=== Material provided ===

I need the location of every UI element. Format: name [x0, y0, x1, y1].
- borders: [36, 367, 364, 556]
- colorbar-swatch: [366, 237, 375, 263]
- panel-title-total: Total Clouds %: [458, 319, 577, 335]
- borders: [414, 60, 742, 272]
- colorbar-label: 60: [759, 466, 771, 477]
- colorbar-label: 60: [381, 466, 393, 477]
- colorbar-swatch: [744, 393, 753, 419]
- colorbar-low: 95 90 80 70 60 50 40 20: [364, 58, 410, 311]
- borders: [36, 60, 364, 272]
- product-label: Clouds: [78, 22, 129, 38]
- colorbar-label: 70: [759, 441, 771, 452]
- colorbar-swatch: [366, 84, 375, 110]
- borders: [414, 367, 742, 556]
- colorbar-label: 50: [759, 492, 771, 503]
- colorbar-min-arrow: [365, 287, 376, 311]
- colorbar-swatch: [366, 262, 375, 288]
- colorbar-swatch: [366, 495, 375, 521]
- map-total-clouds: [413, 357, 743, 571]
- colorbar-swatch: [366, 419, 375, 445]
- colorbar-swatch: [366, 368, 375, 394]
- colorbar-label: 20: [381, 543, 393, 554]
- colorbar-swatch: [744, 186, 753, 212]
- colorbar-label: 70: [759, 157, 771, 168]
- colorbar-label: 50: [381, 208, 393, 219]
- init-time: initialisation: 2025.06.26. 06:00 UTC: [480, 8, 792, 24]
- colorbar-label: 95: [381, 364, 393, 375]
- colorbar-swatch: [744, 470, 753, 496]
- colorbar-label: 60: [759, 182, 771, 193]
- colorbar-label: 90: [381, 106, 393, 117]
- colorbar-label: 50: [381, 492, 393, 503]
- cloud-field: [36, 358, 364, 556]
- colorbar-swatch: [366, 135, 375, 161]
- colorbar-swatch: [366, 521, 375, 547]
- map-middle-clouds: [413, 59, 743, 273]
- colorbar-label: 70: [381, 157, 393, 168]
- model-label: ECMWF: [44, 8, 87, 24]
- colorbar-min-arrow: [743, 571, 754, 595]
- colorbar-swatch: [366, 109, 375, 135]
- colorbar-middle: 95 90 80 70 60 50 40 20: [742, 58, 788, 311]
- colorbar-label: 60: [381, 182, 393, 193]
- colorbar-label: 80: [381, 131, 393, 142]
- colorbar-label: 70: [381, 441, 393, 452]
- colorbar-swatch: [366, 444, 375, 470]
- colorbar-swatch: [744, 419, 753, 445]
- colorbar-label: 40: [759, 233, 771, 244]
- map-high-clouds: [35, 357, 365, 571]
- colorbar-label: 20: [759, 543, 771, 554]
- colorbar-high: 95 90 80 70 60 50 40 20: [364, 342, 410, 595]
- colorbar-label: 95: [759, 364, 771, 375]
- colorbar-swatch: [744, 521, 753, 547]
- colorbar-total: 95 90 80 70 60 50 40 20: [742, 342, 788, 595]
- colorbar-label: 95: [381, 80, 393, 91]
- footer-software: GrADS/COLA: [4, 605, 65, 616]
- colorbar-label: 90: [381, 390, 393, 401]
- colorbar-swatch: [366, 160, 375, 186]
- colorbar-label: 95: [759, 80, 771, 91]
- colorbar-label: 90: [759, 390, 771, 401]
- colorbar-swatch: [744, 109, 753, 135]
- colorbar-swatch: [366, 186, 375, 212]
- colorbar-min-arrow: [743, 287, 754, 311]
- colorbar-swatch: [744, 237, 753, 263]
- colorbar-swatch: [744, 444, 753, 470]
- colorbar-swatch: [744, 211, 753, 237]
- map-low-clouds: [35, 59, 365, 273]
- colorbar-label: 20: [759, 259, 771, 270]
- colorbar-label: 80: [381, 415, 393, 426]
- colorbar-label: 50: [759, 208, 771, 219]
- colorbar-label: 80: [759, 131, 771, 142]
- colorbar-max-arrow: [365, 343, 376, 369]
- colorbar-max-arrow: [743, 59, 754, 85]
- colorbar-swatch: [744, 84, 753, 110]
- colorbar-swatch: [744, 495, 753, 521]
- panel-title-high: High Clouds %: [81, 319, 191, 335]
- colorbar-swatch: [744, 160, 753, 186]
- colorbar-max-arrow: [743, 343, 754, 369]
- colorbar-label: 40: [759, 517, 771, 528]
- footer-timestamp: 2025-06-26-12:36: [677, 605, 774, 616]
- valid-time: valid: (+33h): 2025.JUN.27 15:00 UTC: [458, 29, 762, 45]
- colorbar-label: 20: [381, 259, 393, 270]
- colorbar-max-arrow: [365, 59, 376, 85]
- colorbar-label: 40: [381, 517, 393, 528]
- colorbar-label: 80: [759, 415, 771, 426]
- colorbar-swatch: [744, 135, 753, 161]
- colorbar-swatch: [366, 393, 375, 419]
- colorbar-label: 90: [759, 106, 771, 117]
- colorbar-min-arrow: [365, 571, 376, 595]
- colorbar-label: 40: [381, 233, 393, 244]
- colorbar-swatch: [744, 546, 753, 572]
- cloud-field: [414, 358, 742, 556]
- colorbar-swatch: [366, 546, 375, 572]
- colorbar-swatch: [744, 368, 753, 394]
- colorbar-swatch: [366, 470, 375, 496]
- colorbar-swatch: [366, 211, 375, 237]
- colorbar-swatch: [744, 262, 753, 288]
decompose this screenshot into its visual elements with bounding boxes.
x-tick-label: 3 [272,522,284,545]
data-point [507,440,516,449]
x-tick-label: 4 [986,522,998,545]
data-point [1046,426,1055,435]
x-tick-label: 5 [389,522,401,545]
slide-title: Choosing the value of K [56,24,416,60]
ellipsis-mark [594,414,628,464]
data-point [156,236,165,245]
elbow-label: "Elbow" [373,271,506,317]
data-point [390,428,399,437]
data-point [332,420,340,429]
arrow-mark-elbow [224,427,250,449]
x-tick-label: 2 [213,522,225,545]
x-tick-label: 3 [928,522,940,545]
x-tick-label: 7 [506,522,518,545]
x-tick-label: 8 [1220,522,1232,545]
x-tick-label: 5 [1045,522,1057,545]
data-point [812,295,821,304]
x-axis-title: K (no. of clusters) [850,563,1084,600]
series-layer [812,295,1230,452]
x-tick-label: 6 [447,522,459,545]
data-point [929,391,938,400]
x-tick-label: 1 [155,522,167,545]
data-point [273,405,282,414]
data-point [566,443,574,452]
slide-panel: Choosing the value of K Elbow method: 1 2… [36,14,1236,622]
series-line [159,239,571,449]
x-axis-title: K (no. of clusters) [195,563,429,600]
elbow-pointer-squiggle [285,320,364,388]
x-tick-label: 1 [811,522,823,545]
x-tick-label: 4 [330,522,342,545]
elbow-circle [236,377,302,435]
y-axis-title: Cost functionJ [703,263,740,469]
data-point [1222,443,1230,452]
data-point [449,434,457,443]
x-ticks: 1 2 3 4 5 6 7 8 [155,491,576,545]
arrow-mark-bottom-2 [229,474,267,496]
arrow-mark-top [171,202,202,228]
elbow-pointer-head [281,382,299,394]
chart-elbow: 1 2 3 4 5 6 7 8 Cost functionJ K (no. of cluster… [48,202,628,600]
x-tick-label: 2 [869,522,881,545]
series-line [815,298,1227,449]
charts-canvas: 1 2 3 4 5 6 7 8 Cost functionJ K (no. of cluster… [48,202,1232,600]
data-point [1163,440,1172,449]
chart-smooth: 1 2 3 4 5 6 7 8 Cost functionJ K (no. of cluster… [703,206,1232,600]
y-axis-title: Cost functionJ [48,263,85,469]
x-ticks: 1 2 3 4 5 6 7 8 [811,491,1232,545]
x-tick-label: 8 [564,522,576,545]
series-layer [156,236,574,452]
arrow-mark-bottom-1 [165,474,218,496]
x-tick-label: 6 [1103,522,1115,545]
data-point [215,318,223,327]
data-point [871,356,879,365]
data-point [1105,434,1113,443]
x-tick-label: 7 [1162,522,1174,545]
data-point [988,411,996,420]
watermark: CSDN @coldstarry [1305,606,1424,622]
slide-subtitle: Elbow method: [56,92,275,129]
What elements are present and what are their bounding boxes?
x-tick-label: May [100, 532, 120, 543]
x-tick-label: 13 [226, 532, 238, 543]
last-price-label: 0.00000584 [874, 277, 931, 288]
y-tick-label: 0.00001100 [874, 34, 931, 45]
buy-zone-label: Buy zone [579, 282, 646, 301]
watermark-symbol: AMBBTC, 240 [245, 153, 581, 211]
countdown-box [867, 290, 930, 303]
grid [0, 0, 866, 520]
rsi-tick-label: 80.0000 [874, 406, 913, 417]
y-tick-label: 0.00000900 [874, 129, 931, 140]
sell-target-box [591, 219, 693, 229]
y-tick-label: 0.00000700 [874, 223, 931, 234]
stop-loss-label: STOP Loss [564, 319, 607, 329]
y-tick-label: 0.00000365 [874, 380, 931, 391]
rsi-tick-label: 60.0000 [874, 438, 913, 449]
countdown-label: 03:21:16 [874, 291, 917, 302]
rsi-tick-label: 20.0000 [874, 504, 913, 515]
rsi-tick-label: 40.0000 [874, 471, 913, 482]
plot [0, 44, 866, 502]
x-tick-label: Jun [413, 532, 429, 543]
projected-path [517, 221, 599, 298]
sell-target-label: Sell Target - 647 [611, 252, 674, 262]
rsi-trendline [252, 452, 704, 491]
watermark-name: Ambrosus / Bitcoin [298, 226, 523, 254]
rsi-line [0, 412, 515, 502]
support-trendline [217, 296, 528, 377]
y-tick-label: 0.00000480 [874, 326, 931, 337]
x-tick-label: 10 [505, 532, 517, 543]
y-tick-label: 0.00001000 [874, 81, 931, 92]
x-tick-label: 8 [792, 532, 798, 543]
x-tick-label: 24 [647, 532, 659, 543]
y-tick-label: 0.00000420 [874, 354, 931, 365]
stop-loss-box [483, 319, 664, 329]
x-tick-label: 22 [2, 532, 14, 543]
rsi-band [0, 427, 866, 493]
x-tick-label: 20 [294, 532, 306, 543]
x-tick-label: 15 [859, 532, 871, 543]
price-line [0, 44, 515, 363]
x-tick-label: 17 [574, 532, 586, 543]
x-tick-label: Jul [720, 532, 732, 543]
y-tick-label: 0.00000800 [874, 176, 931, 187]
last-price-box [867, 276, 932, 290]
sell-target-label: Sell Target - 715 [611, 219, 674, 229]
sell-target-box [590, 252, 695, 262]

===

> [Required work] Please copy the records from their first line through the line holding "- colorbar-label: 70: [759, 441, 771, 452]", inclusive, leaving every line unchanged.

> [Answer to the problem]
I need the location of every UI element. Format: name [x0, y0, x1, y1].
- borders: [36, 367, 364, 556]
- colorbar-swatch: [366, 237, 375, 263]
- panel-title-total: Total Clouds %: [458, 319, 577, 335]
- borders: [414, 60, 742, 272]
- colorbar-label: 60: [759, 466, 771, 477]
- colorbar-label: 60: [381, 466, 393, 477]
- colorbar-swatch: [744, 393, 753, 419]
- colorbar-low: 95 90 80 70 60 50 40 20: [364, 58, 410, 311]
- borders: [36, 60, 364, 272]
- product-label: Clouds: [78, 22, 129, 38]
- colorbar-label: 70: [759, 441, 771, 452]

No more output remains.